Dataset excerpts
#####
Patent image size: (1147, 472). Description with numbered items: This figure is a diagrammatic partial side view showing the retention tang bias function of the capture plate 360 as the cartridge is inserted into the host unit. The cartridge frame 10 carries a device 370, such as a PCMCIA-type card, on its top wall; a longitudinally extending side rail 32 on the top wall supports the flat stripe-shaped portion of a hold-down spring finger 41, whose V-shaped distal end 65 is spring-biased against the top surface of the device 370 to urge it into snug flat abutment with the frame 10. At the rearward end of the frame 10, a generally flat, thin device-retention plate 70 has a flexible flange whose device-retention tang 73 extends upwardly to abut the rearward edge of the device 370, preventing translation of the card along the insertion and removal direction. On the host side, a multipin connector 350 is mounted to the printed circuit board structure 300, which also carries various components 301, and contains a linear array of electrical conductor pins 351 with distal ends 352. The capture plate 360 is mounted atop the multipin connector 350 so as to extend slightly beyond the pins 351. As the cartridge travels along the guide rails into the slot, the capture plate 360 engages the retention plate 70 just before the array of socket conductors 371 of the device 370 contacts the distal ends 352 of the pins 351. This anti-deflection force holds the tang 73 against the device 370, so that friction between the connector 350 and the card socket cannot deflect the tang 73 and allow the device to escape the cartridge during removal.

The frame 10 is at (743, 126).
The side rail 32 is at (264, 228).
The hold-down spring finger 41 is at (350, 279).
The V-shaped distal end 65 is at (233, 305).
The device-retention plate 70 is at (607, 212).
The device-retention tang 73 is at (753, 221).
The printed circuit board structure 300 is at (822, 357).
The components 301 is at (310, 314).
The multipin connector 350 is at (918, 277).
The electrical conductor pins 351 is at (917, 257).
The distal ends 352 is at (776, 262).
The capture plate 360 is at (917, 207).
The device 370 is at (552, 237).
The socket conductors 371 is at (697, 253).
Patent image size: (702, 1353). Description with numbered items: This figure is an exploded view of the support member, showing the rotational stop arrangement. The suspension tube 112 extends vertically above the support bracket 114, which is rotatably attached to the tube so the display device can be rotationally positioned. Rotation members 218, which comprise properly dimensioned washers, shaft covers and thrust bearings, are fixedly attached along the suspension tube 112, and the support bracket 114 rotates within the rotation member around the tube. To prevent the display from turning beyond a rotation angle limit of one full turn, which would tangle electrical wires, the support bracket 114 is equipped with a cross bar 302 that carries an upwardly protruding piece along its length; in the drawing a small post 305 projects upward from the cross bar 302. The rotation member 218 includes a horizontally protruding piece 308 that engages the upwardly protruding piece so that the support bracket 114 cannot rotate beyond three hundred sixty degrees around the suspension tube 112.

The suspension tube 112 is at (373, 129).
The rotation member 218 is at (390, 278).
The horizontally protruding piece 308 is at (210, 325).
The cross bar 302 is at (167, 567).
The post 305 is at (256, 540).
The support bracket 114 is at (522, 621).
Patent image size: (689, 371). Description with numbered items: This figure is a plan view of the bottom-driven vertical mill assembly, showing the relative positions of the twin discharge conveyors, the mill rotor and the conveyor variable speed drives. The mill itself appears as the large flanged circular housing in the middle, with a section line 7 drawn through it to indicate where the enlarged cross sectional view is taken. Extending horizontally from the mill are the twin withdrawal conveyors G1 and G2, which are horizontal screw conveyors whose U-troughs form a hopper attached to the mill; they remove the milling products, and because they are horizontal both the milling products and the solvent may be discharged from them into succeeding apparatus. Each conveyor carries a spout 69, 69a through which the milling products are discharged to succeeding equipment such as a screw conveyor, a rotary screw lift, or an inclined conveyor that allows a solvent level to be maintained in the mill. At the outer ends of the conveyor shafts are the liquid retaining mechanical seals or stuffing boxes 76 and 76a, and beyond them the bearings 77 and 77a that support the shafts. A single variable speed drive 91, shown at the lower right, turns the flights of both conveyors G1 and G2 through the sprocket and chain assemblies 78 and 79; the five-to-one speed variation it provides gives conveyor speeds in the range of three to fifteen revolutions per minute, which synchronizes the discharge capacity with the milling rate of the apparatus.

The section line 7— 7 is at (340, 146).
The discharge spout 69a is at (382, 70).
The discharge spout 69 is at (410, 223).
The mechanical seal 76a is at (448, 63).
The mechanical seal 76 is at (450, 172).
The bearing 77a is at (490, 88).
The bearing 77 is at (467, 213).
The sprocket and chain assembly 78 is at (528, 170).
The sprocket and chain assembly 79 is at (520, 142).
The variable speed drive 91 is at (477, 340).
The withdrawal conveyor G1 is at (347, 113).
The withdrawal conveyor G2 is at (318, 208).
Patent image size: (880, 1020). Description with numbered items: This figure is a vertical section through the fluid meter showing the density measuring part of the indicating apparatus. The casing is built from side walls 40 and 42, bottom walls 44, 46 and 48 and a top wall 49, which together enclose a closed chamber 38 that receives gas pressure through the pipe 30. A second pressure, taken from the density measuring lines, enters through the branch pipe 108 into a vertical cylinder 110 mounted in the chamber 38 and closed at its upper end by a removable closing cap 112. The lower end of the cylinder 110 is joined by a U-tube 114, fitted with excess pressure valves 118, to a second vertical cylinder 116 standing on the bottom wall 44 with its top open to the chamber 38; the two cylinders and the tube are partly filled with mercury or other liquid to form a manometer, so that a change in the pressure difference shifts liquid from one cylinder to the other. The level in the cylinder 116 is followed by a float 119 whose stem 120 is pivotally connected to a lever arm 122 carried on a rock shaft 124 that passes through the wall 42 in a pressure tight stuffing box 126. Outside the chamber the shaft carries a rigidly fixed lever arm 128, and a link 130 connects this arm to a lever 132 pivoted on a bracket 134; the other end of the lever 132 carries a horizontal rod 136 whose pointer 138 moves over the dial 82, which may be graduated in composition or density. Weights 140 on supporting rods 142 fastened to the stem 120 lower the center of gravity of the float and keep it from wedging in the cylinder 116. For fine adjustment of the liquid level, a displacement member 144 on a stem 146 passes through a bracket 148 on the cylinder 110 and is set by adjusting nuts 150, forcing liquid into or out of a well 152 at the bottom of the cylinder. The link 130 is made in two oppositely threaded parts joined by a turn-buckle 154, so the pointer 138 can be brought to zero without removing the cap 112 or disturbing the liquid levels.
#####
» GOAL
Reproduce all of the records above line for line, with no alterations.

» EXERCISE RESPONSE
Patent image size: (1147, 472). Description with numbered items: This figure is a diagrammatic partial side view showing the retention tang bias function of the capture plate 360 as the cartridge is inserted into the host unit. The cartridge frame 10 carries a device 370, such as a PCMCIA-type card, on its top wall; a longitudinally extending side rail 32 on the top wall supports the flat stripe-shaped portion of a hold-down spring finger 41, whose V-shaped distal end 65 is spring-biased against the top surface of the device 370 to urge it into snug flat abutment with the frame 10. At the rearward end of the frame 10, a generally flat, thin device-retention plate 70 has a flexible flange whose device-retention tang 73 extends upwardly to abut the rearward edge of the device 370, preventing translation of the card along the insertion and removal direction. On the host side, a multipin connector 350 is mounted to the printed circuit board structure 300, which also carries various components 301, and contains a linear array of electrical conductor pins 351 with distal ends 352. The capture plate 360 is mounted atop the multipin connector 350 so as to extend slightly beyond the pins 351. As the cartridge travels along the guide rails into the slot, the capture plate 360 engages the retention plate 70 just before the array of socket conductors 371 of the device 370 contacts the distal ends 352 of the pins 351. This anti-deflection force holds the tang 73 against the device 370, so that friction between the connector 350 and the card socket cannot deflect the tang 73 and allow the device to escape the cartridge during removal.

The frame 10 is at (743, 126).
The side rail 32 is at (264, 228).
The hold-down spring finger 41 is at (350, 279).
The V-shaped distal end 65 is at (233, 305).
The device-retention plate 70 is at (607, 212).
The device-retention tang 73 is at (753, 221).
The printed circuit board structure 300 is at (822, 357).
The components 301 is at (310, 314).
The multipin connector 350 is at (918, 277).
The electrical conductor pins 351 is at (917, 257).
The distal ends 352 is at (776, 262).
The capture plate 360 is at (917, 207).
The device 370 is at (552, 237).
The socket conductors 371 is at (697, 253).
Patent image size: (702, 1353). Description with numbered items: This figure is an exploded view of the support member, showing the rotational stop arrangement. The suspension tube 112 extends vertically above the support bracket 114, which is rotatably attached to the tube so the display device can be rotationally positioned. Rotation members 218, which comprise properly dimensioned washers, shaft covers and thrust bearings, are fixedly attached along the suspension tube 112, and the support bracket 114 rotates within the rotation member around the tube. To prevent the display from turning beyond a rotation angle limit of one full turn, which would tangle electrical wires, the support bracket 114 is equipped with a cross bar 302 that carries an upwardly protruding piece along its length; in the drawing a small post 305 projects upward from the cross bar 302. The rotation member 218 includes a horizontally protruding piece 308 that engages the upwardly protruding piece so that the support bracket 114 cannot rotate beyond three hundred sixty degrees around the suspension tube 112.

The suspension tube 112 is at (373, 129).
The rotation member 218 is at (390, 278).
The horizontally protruding piece 308 is at (210, 325).
The cross bar 302 is at (167, 567).
The post 305 is at (256, 540).
The support bracket 114 is at (522, 621).
Patent image size: (689, 371). Description with numbered items: This figure is a plan view of the bottom-driven vertical mill assembly, showing the relative positions of the twin discharge conveyors, the mill rotor and the conveyor variable speed drives. The mill itself appears as the large flanged circular housing in the middle, with a section line 7 drawn through it to indicate where the enlarged cross sectional view is taken. Extending horizontally from the mill are the twin withdrawal conveyors G1 and G2, which are horizontal screw conveyors whose U-troughs form a hopper attached to the mill; they remove the milling products, and because they are horizontal both the milling products and the solvent may be discharged from them into succeeding apparatus. Each conveyor carries a spout 69, 69a through which the milling products are discharged to succeeding equipment such as a screw conveyor, a rotary screw lift, or an inclined conveyor that allows a solvent level to be maintained in the mill. At the outer ends of the conveyor shafts are the liquid retaining mechanical seals or stuffing boxes 76 and 76a, and beyond them the bearings 77 and 77a that support the shafts. A single variable speed drive 91, shown at the lower right, turns the flights of both conveyors G1 and G2 through the sprocket and chain assemblies 78 and 79; the five-to-one speed variation it provides gives conveyor speeds in the range of three to fifteen revolutions per minute, which synchronizes the discharge capacity with the milling rate of the apparatus.

The section line 7— 7 is at (340, 146).
The discharge spout 69a is at (382, 70).
The discharge spout 69 is at (410, 223).
The mechanical seal 76a is at (448, 63).
The mechanical seal 76 is at (450, 172).
The bearing 77a is at (490, 88).
The bearing 77 is at (467, 213).
The sprocket and chain assembly 78 is at (528, 170).
The sprocket and chain assembly 79 is at (520, 142).
The variable speed drive 91 is at (477, 340).
The withdrawal conveyor G1 is at (347, 113).
The withdrawal conveyor G2 is at (318, 208).
Patent image size: (880, 1020). Description with numbered items: This figure is a vertical section through the fluid meter showing the density measuring part of the indicating apparatus. The casing is built from side walls 40 and 42, bottom walls 44, 46 and 48 and a top wall 49, which together enclose a closed chamber 38 that receives gas pressure through the pipe 30. A second pressure, taken from the density measuring lines, enters through the branch pipe 108 into a vertical cylinder 110 mounted in the chamber 38 and closed at its upper end by a removable closing cap 112. The lower end of the cylinder 110 is joined by a U-tube 114, fitted with excess pressure valves 118, to a second vertical cylinder 116 standing on the bottom wall 44 with its top open to the chamber 38; the two cylinders and the tube are partly filled with mercury or other liquid to form a manometer, so that a change in the pressure difference shifts liquid from one cylinder to the other. The level in the cylinder 116 is followed by a float 119 whose stem 120 is pivotally connected to a lever arm 122 carried on a rock shaft 124 that passes through the wall 42 in a pressure tight stuffing box 126. Outside the chamber the shaft carries a rigidly fixed lever arm 128, and a link 130 connects this arm to a lever 132 pivoted on a bracket 134; the other end of the lever 132 carries a horizontal rod 136 whose pointer 138 moves over the dial 82, which may be graduated in composition or density. Weights 140 on supporting rods 142 fastened to the stem 120 lower the center of gravity of the float and keep it from wedging in the cylinder 116. For fine adjustment of the liquid level, a displacement member 144 on a stem 146 passes through a bracket 148 on the cylinder 110 and is set by adjusting nuts 150, forcing liquid into or out of a well 152 at the bottom of the cylinder. The link 130 is made in two oppositely threaded parts joined by a turn-buckle 154, so the pointer 138 can be brought to zero without removing the cap 112 or disturbing the liquid levels.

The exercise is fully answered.